▶ **What the task requires**: Locate the lines of the listing below that hold "Сметная", then copy each of them.
··· Extracted information
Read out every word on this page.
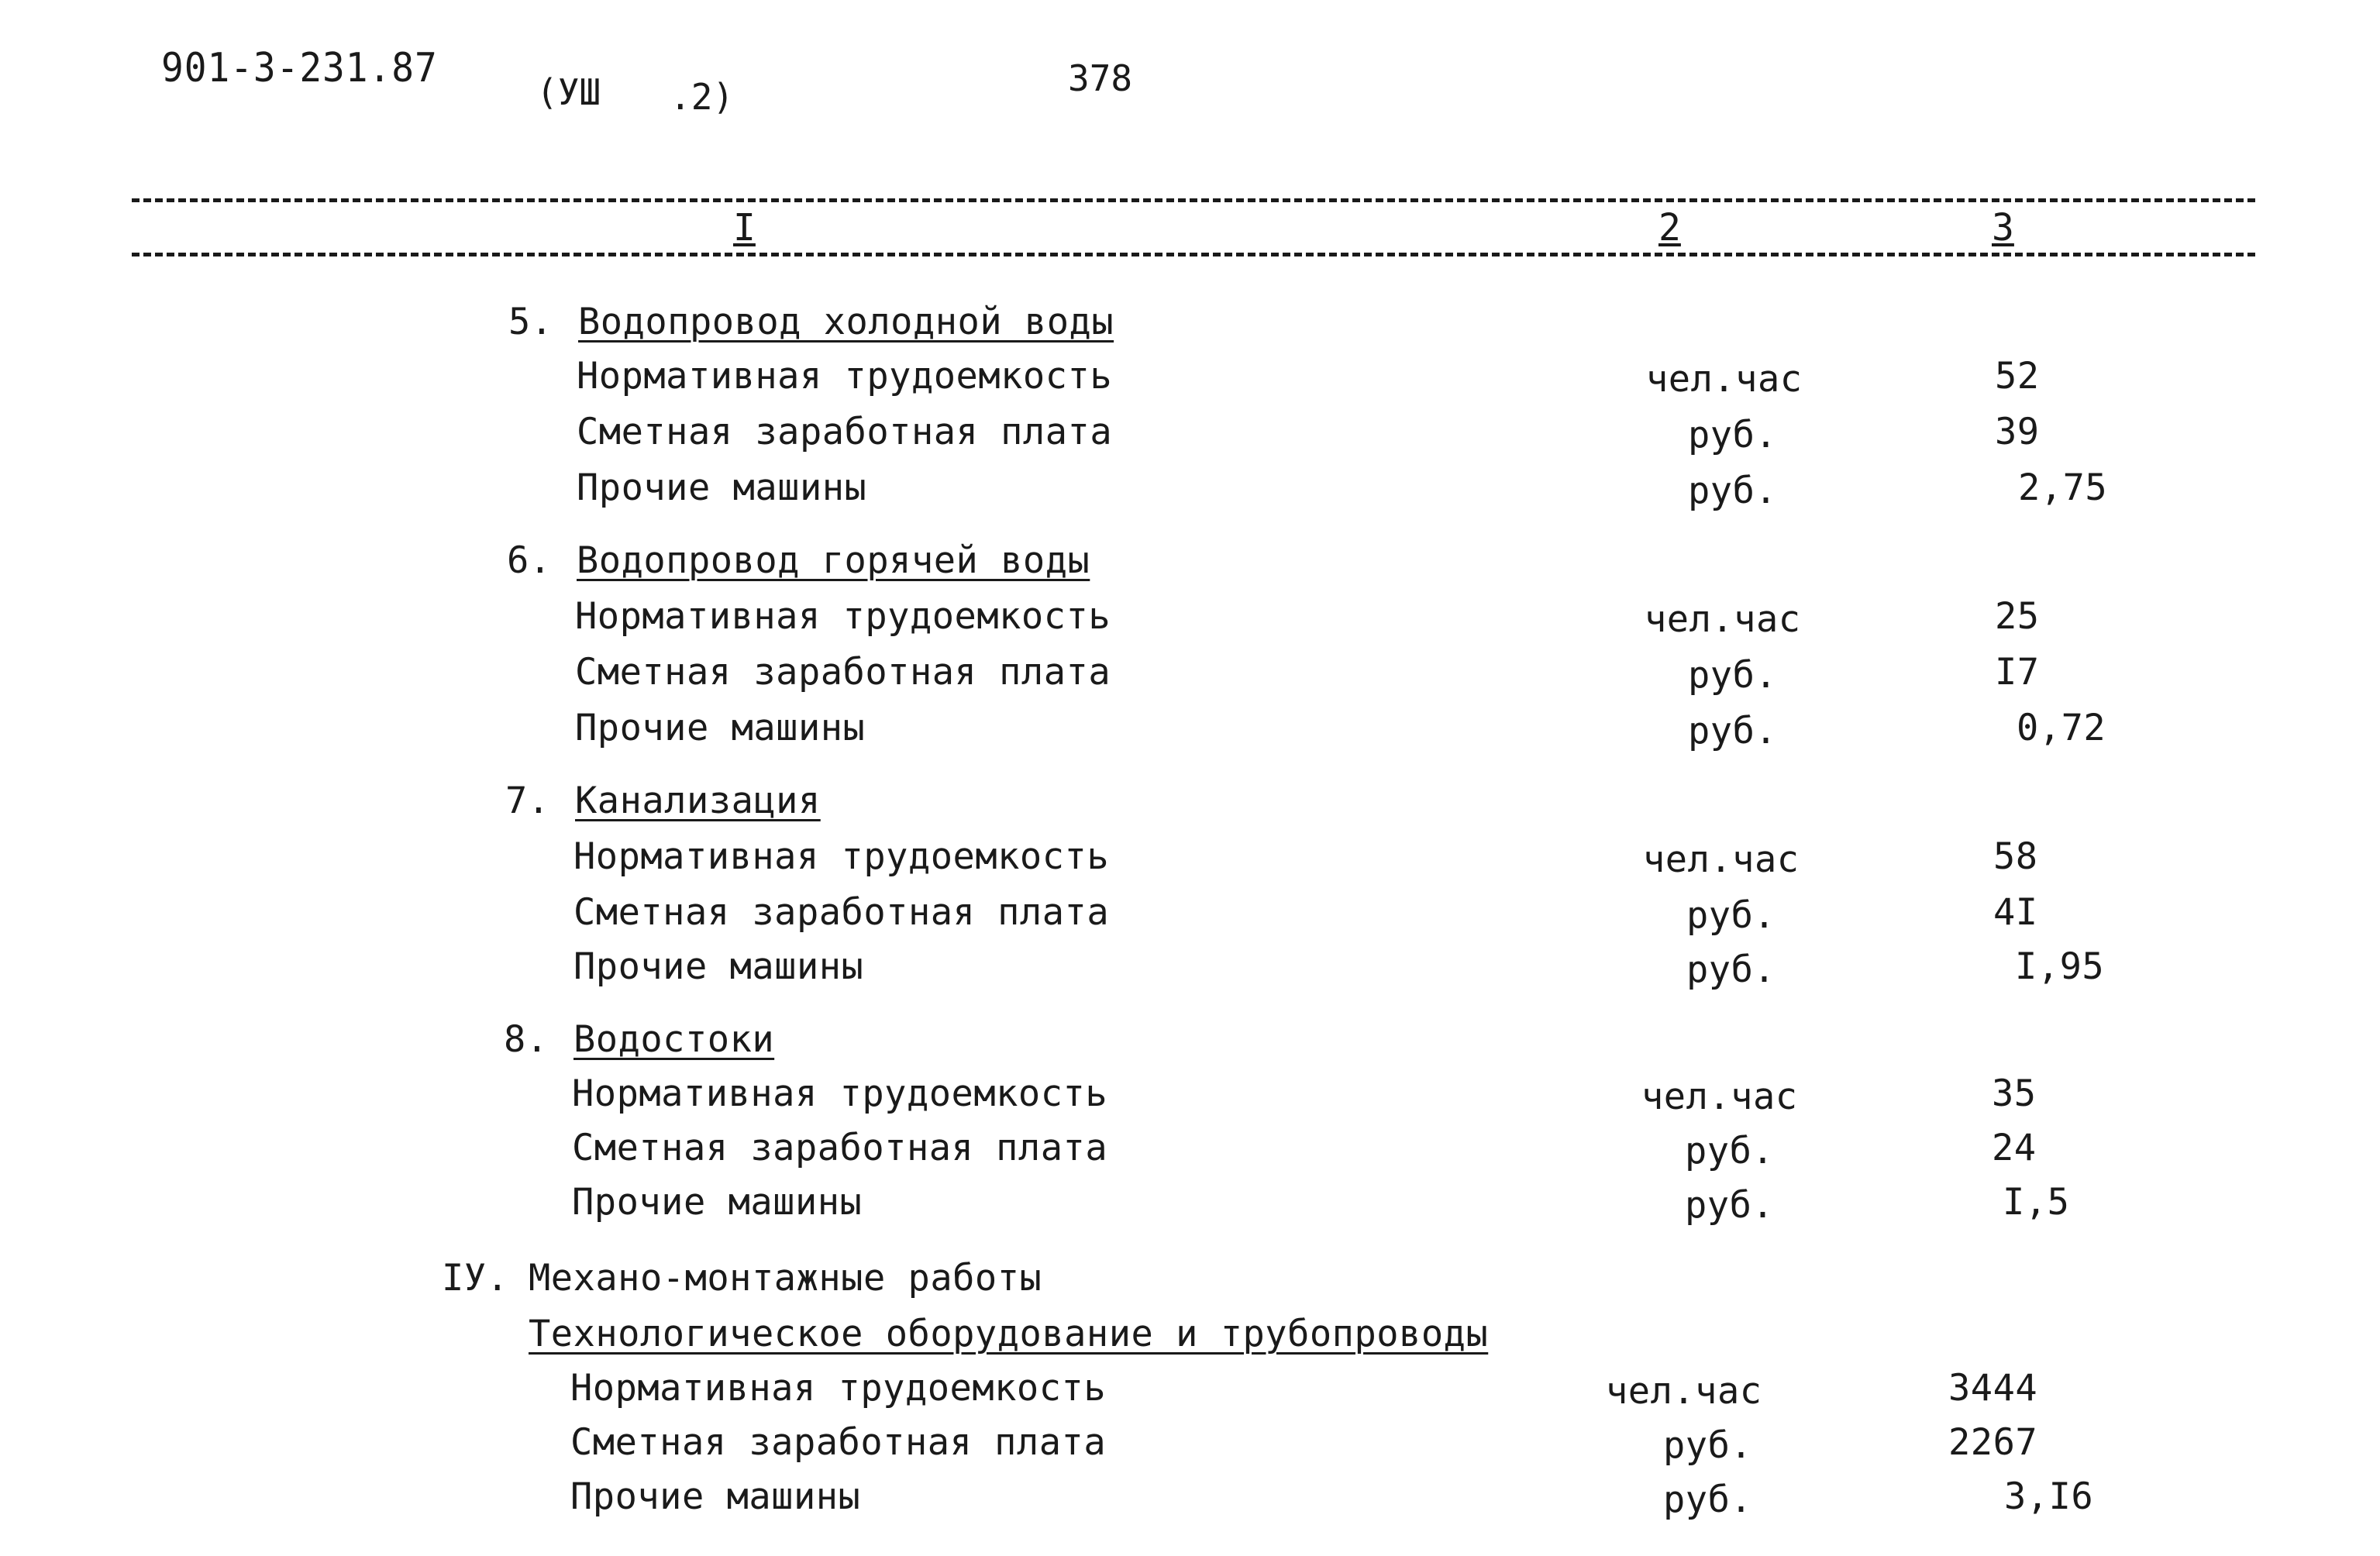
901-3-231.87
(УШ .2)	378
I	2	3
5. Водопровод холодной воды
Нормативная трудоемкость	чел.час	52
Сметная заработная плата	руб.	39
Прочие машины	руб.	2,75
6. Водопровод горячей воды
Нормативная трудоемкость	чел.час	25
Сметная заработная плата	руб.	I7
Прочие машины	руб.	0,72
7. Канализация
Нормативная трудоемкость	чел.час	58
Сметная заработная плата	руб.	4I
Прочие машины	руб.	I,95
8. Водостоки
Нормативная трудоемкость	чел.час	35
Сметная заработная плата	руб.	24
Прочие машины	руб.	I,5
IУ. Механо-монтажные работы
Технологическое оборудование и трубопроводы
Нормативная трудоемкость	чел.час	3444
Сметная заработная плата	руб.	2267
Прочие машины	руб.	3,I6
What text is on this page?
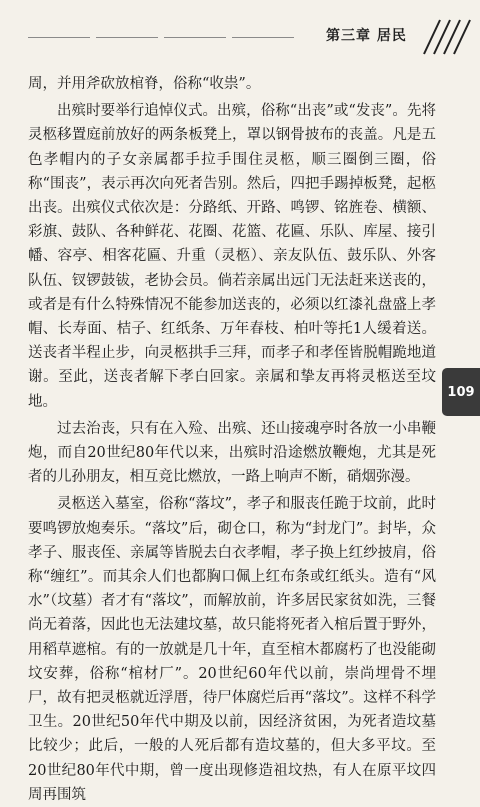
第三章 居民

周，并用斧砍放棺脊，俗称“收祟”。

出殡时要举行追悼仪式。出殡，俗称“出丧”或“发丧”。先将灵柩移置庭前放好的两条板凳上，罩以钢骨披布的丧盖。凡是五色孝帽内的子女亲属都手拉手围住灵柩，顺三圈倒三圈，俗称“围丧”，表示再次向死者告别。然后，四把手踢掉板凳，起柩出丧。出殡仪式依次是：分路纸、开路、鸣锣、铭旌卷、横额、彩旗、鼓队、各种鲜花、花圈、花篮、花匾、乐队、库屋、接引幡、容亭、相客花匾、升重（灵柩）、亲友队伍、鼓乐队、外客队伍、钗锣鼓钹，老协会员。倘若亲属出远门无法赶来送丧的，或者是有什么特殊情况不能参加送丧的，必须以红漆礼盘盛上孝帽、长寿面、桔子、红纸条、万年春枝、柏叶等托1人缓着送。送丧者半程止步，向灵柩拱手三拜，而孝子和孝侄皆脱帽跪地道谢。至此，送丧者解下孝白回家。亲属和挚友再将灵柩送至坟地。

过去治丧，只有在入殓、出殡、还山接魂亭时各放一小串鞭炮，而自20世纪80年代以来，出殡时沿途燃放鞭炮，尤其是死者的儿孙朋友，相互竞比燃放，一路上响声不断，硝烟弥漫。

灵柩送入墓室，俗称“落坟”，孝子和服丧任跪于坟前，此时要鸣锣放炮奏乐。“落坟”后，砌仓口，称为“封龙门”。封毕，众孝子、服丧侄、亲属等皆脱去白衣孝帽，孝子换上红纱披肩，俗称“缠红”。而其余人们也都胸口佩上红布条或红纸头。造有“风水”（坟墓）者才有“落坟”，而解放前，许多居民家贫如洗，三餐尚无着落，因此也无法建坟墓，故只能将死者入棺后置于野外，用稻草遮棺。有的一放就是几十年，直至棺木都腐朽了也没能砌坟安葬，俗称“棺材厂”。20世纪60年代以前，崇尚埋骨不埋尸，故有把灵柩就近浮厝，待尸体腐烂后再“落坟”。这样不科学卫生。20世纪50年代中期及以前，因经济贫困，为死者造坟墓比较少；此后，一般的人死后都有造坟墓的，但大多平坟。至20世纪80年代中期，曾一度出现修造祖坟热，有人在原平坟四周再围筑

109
······
▶ **Reply**:
Сметная заработная плата	руб.	39
Сметная заработная плата	руб.	I7
Сметная заработная плата	руб.	4I
Сметная заработная плата	руб.	24
Сметная заработная плата	руб.	2267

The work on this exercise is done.